• **THE EXERCISE**
The listing below should be copied in full, word for word.

• **STORED DATA**
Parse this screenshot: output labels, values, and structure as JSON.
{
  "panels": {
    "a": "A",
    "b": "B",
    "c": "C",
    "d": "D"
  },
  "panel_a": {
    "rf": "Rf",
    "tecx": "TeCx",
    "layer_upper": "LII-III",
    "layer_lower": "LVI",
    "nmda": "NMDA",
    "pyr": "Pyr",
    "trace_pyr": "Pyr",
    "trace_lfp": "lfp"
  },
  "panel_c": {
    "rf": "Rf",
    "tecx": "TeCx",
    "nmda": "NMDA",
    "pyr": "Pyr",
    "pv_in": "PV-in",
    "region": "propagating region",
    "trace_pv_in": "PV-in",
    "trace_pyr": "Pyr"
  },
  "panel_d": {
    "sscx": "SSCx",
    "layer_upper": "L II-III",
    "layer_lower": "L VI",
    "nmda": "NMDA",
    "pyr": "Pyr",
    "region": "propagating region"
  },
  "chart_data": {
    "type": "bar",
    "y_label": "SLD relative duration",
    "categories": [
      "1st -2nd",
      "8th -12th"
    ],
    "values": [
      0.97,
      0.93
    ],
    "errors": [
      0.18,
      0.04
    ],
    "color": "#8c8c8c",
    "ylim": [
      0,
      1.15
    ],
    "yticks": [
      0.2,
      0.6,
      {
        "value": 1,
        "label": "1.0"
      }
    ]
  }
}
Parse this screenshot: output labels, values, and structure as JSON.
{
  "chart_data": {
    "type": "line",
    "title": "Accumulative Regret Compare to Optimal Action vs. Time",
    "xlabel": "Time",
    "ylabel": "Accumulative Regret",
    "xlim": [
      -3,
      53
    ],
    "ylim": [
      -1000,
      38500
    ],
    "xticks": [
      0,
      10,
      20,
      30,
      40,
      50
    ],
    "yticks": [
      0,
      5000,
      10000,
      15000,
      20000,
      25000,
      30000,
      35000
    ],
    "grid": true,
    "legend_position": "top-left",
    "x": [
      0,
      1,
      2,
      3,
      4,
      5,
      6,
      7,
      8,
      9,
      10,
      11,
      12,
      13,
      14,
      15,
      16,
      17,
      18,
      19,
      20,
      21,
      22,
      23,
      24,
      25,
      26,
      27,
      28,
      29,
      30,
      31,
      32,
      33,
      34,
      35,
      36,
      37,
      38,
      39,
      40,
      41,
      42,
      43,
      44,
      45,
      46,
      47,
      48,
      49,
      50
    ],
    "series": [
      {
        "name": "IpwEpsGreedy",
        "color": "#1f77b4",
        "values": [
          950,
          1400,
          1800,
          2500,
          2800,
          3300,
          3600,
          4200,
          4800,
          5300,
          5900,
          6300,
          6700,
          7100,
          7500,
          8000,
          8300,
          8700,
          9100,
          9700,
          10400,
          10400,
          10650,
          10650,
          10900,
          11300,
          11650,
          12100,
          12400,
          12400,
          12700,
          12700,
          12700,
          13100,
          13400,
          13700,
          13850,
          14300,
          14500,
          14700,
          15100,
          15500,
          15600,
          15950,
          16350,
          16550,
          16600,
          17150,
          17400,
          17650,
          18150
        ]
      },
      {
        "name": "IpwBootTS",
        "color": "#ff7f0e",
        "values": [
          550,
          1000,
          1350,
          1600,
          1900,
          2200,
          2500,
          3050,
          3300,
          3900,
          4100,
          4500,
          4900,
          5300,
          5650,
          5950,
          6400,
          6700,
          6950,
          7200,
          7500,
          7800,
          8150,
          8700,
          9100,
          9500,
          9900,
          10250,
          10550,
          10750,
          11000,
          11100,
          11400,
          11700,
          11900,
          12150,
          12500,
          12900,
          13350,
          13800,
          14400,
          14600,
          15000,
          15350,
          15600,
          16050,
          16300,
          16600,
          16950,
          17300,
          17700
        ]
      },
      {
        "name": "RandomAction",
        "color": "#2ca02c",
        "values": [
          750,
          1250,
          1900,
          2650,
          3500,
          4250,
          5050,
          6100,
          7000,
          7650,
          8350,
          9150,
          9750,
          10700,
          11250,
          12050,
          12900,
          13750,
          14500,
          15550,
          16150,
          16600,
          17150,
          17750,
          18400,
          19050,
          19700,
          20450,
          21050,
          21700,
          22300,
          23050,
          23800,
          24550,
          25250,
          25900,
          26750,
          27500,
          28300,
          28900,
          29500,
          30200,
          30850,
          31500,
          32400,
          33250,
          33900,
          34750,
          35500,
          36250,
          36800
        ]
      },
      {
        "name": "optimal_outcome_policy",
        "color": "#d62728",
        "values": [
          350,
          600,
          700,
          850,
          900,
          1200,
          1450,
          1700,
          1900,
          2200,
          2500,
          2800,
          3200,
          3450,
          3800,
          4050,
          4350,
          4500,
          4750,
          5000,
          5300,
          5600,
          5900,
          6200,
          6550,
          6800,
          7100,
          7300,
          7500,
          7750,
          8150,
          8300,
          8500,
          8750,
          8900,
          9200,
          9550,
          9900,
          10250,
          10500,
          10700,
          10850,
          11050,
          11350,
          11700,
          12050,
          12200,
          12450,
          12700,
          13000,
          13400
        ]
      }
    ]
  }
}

• **WRITTEN REPLY**
Parse this screenshot: output labels, values, and structure as JSON.
{
  "panels": {
    "a": "A",
    "b": "B",
    "c": "C",
    "d": "D"
  },
  "panel_a": {
    "rf": "Rf",
    "tecx": "TeCx",
    "layer_upper": "LII-III",
    "layer_lower": "LVI",
    "nmda": "NMDA",
    "pyr": "Pyr",
    "trace_pyr": "Pyr",
    "trace_lfp": "lfp"
  },
  "panel_c": {
    "rf": "Rf",
    "tecx": "TeCx",
    "nmda": "NMDA",
    "pyr": "Pyr",
    "pv_in": "PV-in",
    "region": "propagating region",
    "trace_pv_in": "PV-in",
    "trace_pyr": "Pyr"
  },
  "panel_d": {
    "sscx": "SSCx",
    "layer_upper": "L II-III",
    "layer_lower": "L VI",
    "nmda": "NMDA",
    "pyr": "Pyr",
    "region": "propagating region"
  },
  "chart_data": {
    "type": "bar",
    "y_label": "SLD relative duration",
    "categories": [
      "1st -2nd",
      "8th -12th"
    ],
    "values": [
      0.97,
      0.93
    ],
    "errors": [
      0.18,
      0.04
    ],
    "color": "#8c8c8c",
    "ylim": [
      0,
      1.15
    ],
    "yticks": [
      0.2,
      0.6,
      {
        "value": 1,
        "label": "1.0"
      }
    ]
  }
}
Parse this screenshot: output labels, values, and structure as JSON.
{
  "chart_data": {
    "type": "line",
    "title": "Accumulative Regret Compare to Optimal Action vs. Time",
    "xlabel": "Time",
    "ylabel": "Accumulative Regret",
    "xlim": [
      -3,
      53
    ],
    "ylim": [
      -1000,
      38500
    ],
    "xticks": [
      0,
      10,
      20,
      30,
      40,
      50
    ],
    "yticks": [
      0,
      5000,
      10000,
      15000,
      20000,
      25000,
      30000,
      35000
    ],
    "grid": true,
    "legend_position": "top-left",
    "x": [
      0,
      1,
      2,
      3,
      4,
      5,
      6,
      7,
      8,
      9,
      10,
      11,
      12,
      13,
      14,
      15,
      16,
      17,
      18,
      19,
      20,
      21,
      22,
      23,
      24,
      25,
      26,
      27,
      28,
      29,
      30,
      31,
      32,
      33,
      34,
      35,
      36,
      37,
      38,
      39,
      40,
      41,
      42,
      43,
      44,
      45,
      46,
      47,
      48,
      49,
      50
    ],
    "series": [
      {
        "name": "IpwEpsGreedy",
        "color": "#1f77b4",
        "values": [
          950,
          1400,
          1800,
          2500,
          2800,
          3300,
          3600,
          4200,
          4800,
          5300,
          5900,
          6300,
          6700,
          7100,
          7500,
          8000,
          8300,
          8700,
          9100,
          9700,
          10400,
          10400,
          10650,
          10650,
          10900,
          11300,
          11650,
          12100,
          12400,
          12400,
          12700,
          12700,
          12700,
          13100,
          13400,
          13700,
          13850,
          14300,
          14500,
          14700,
          15100,
          15500,
          15600,
          15950,
          16350,
          16550,
          16600,
          17150,
          17400,
          17650,
          18150
        ]
      },
      {
        "name": "IpwBootTS",
        "color": "#ff7f0e",
        "values": [
          550,
          1000,
          1350,
          1600,
          1900,
          2200,
          2500,
          3050,
          3300,
          3900,
          4100,
          4500,
          4900,
          5300,
          5650,
          5950,
          6400,
          6700,
          6950,
          7200,
          7500,
          7800,
          8150,
          8700,
          9100,
          9500,
          9900,
          10250,
          10550,
          10750,
          11000,
          11100,
          11400,
          11700,
          11900,
          12150,
          12500,
          12900,
          13350,
          13800,
          14400,
          14600,
          15000,
          15350,
          15600,
          16050,
          16300,
          16600,
          16950,
          17300,
          17700
        ]
      },
      {
        "name": "RandomAction",
        "color": "#2ca02c",
        "values": [
          750,
          1250,
          1900,
          2650,
          3500,
          4250,
          5050,
          6100,
          7000,
          7650,
          8350,
          9150,
          9750,
          10700,
          11250,
          12050,
          12900,
          13750,
          14500,
          15550,
          16150,
          16600,
          17150,
          17750,
          18400,
          19050,
          19700,
          20450,
          21050,
          21700,
          22300,
          23050,
          23800,
          24550,
          25250,
          25900,
          26750,
          27500,
          28300,
          28900,
          29500,
          30200,
          30850,
          31500,
          32400,
          33250,
          33900,
          34750,
          35500,
          36250,
          36800
        ]
      },
      {
        "name": "optimal_outcome_policy",
        "color": "#d62728",
        "values": [
          350,
          600,
          700,
          850,
          900,
          1200,
          1450,
          1700,
          1900,
          2200,
          2500,
          2800,
          3200,
          3450,
          3800,
          4050,
          4350,
          4500,
          4750,
          5000,
          5300,
          5600,
          5900,
          6200,
          6550,
          6800,
          7100,
          7300,
          7500,
          7750,
          8150,
          8300,
          8500,
          8750,
          8900,
          9200,
          9550,
          9900,
          10250,
          10500,
          10700,
          10850,
          11050,
          11350,
          11700,
          12050,
          12200,
          12450,
          12700,
          13000,
          13400
        ]
      }
    ]
  }
}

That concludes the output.